[Start of Attachment]

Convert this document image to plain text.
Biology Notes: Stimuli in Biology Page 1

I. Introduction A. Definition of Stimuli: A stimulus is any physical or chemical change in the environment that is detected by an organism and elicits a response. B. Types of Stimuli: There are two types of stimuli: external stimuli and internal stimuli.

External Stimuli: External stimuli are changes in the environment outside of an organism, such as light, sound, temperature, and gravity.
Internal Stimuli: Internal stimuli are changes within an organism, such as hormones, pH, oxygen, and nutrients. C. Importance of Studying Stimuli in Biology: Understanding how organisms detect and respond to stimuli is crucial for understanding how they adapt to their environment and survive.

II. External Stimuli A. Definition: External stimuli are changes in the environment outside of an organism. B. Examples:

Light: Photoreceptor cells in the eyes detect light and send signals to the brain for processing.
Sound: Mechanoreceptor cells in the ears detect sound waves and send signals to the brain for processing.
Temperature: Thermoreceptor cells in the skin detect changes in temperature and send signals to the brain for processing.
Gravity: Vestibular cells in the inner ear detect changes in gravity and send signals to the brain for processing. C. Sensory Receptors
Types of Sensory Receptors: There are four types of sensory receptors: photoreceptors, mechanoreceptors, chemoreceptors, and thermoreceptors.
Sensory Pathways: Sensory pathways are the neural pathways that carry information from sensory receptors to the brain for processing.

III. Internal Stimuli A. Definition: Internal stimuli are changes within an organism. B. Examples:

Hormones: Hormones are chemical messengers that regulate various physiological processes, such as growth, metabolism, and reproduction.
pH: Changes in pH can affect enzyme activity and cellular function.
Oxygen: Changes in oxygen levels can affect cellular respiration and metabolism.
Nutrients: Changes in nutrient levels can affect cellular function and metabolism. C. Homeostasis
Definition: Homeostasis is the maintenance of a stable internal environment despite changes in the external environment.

[End of Attachment]

TASK PROMPT: Reproduce the material above precisely, omitting nothing.

RESPONSE TO THIS EXERCISE:
Convert this document image to plain text.
Biology Notes: Stimuli in Biology Page 1

I. Introduction A. Definition of Stimuli: A stimulus is any physical or chemical change in the environment that is detected by an organism and elicits a response. B. Types of Stimuli: There are two types of stimuli: external stimuli and internal stimuli.

External Stimuli: External stimuli are changes in the environment outside of an organism, such as light, sound, temperature, and gravity.
Internal Stimuli: Internal stimuli are changes within an organism, such as hormones, pH, oxygen, and nutrients. C. Importance of Studying Stimuli in Biology: Understanding how organisms detect and respond to stimuli is crucial for understanding how they adapt to their environment and survive.

II. External Stimuli A. Definition: External stimuli are changes in the environment outside of an organism. B. Examples:

Light: Photoreceptor cells in the eyes detect light and send signals to the brain for processing.
Sound: Mechanoreceptor cells in the ears detect sound waves and send signals to the brain for processing.
Temperature: Thermoreceptor cells in the skin detect changes in temperature and send signals to the brain for processing.
Gravity: Vestibular cells in the inner ear detect changes in gravity and send signals to the brain for processing. C. Sensory Receptors
Types of Sensory Receptors: There are four types of sensory receptors: photoreceptors, mechanoreceptors, chemoreceptors, and thermoreceptors.
Sensory Pathways: Sensory pathways are the neural pathways that carry information from sensory receptors to the brain for processing.

III. Internal Stimuli A. Definition: Internal stimuli are changes within an organism. B. Examples:

Hormones: Hormones are chemical messengers that regulate various physiological processes, such as growth, metabolism, and reproduction.
pH: Changes in pH can affect enzyme activity and cellular function.
Oxygen: Changes in oxygen levels can affect cellular respiration and metabolism.
Nutrients: Changes in nutrient levels can affect cellular function and metabolism. C. Homeostasis
Definition: Homeostasis is the maintenance of a stable internal environment despite changes in the external environment.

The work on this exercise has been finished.